## begin

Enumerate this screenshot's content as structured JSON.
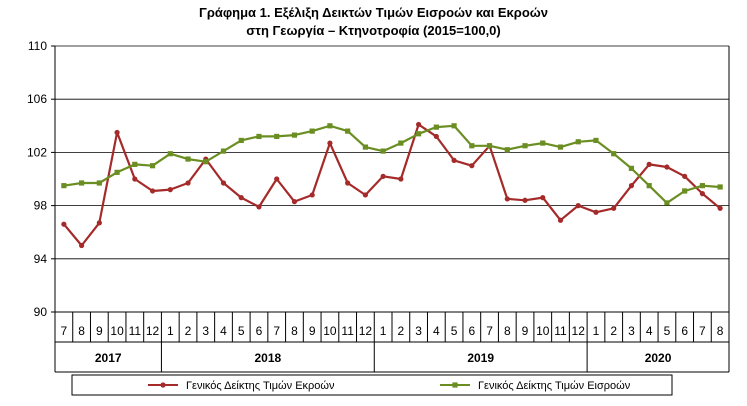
{
  "chart_data": {
    "type": "line",
    "title_line1": "Γράφημα 1. Εξέλιξη Δεικτών Τιμών Εισροών και Εκροών",
    "title_line2": "στη Γεωργία – Κτηνοτροφία (2015=100,0)",
    "ylim": [
      90,
      110
    ],
    "yticks": [
      "90",
      "94",
      "98",
      "102",
      "106",
      "110"
    ],
    "grid": true,
    "legend_position": "bottom",
    "months": [
      "7",
      "8",
      "9",
      "10",
      "11",
      "12",
      "1",
      "2",
      "3",
      "4",
      "5",
      "6",
      "7",
      "8",
      "9",
      "10",
      "11",
      "12",
      "1",
      "2",
      "3",
      "4",
      "5",
      "6",
      "7",
      "8",
      "9",
      "10",
      "11",
      "12",
      "1",
      "2",
      "3",
      "4",
      "5",
      "6",
      "7",
      "8"
    ],
    "years": [
      {
        "label": "2017",
        "start": 0,
        "count": 6
      },
      {
        "label": "2018",
        "start": 6,
        "count": 12
      },
      {
        "label": "2019",
        "start": 18,
        "count": 12
      },
      {
        "label": "2020",
        "start": 30,
        "count": 8
      }
    ],
    "series": [
      {
        "name": "Γενικός Δείκτης Τιμών Εκροών",
        "color": "#a52a2a",
        "values": [
          96.6,
          95.0,
          96.7,
          103.5,
          100.0,
          99.1,
          99.2,
          99.7,
          101.5,
          99.7,
          98.6,
          97.9,
          100.0,
          98.3,
          98.8,
          102.7,
          99.7,
          98.8,
          100.2,
          100.0,
          104.1,
          103.2,
          101.4,
          101.0,
          102.5,
          98.5,
          98.4,
          98.6,
          96.9,
          98.0,
          97.5,
          97.8,
          99.5,
          101.1,
          100.9,
          100.2,
          98.9,
          97.8
        ]
      },
      {
        "name": "Γενικός Δείκτης Τιμών Εισροών",
        "color": "#6b8e23",
        "values": [
          99.5,
          99.7,
          99.7,
          100.5,
          101.1,
          101.0,
          101.9,
          101.5,
          101.3,
          102.1,
          102.9,
          103.2,
          103.2,
          103.3,
          103.6,
          104.0,
          103.6,
          102.4,
          102.1,
          102.7,
          103.4,
          103.9,
          104.0,
          102.5,
          102.5,
          102.2,
          102.5,
          102.7,
          102.4,
          102.8,
          102.9,
          101.9,
          100.8,
          99.5,
          98.2,
          99.1,
          99.5,
          99.4
        ]
      }
    ]
  }
}
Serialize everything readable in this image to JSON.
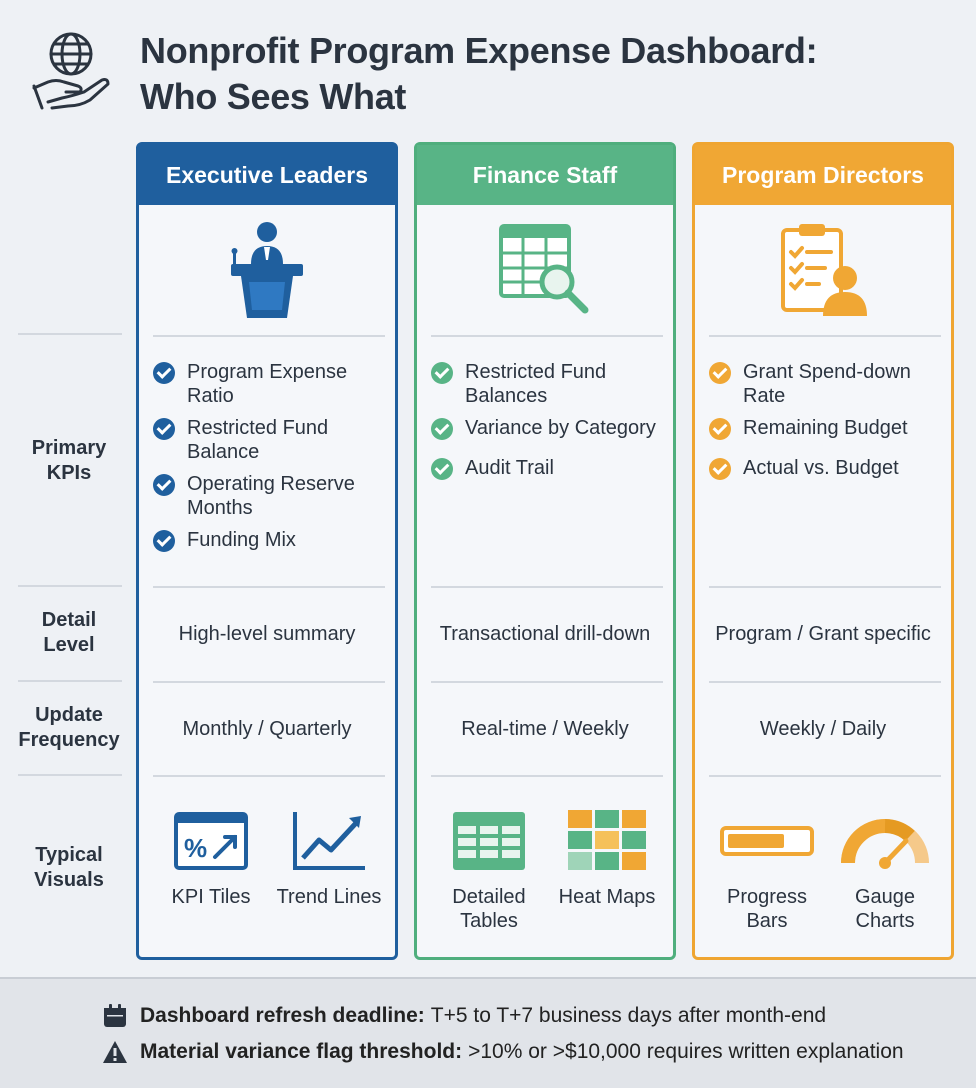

## end

**Written problem:** The records above need to be restated word for word, with the pictures left out.

**The result:**
Enumerate this screenshot's content as structured JSON.
{
  "chart_data": {
    "type": "line",
    "title_line1": "Γράφημα 1. Εξέλιξη Δεικτών Τιμών Εισροών και Εκροών",
    "title_line2": "στη Γεωργία – Κτηνοτροφία (2015=100,0)",
    "ylim": [
      90,
      110
    ],
    "yticks": [
      "90",
      "94",
      "98",
      "102",
      "106",
      "110"
    ],
    "grid": true,
    "legend_position": "bottom",
    "months": [
      "7",
      "8",
      "9",
      "10",
      "11",
      "12",
      "1",
      "2",
      "3",
      "4",
      "5",
      "6",
      "7",
      "8",
      "9",
      "10",
      "11",
      "12",
      "1",
      "2",
      "3",
      "4",
      "5",
      "6",
      "7",
      "8",
      "9",
      "10",
      "11",
      "12",
      "1",
      "2",
      "3",
      "4",
      "5",
      "6",
      "7",
      "8"
    ],
    "years": [
      {
        "label": "2017",
        "start": 0,
        "count": 6
      },
      {
        "label": "2018",
        "start": 6,
        "count": 12
      },
      {
        "label": "2019",
        "start": 18,
        "count": 12
      },
      {
        "label": "2020",
        "start": 30,
        "count": 8
      }
    ],
    "series": [
      {
        "name": "Γενικός Δείκτης Τιμών Εκροών",
        "color": "#a52a2a",
        "values": [
          96.6,
          95.0,
          96.7,
          103.5,
          100.0,
          99.1,
          99.2,
          99.7,
          101.5,
          99.7,
          98.6,
          97.9,
          100.0,
          98.3,
          98.8,
          102.7,
          99.7,
          98.8,
          100.2,
          100.0,
          104.1,
          103.2,
          101.4,
          101.0,
          102.5,
          98.5,
          98.4,
          98.6,
          96.9,
          98.0,
          97.5,
          97.8,
          99.5,
          101.1,
          100.9,
          100.2,
          98.9,
          97.8
        ]
      },
      {
        "name": "Γενικός Δείκτης Τιμών Εισροών",
        "color": "#6b8e23",
        "values": [
          99.5,
          99.7,
          99.7,
          100.5,
          101.1,
          101.0,
          101.9,
          101.5,
          101.3,
          102.1,
          102.9,
          103.2,
          103.2,
          103.3,
          103.6,
          104.0,
          103.6,
          102.4,
          102.1,
          102.7,
          103.4,
          103.9,
          104.0,
          102.5,
          102.5,
          102.2,
          102.5,
          102.7,
          102.4,
          102.8,
          102.9,
          101.9,
          100.8,
          99.5,
          98.2,
          99.1,
          99.5,
          99.4
        ]
      }
    ]
  }
}
Serialize everything readable in this image to JSON.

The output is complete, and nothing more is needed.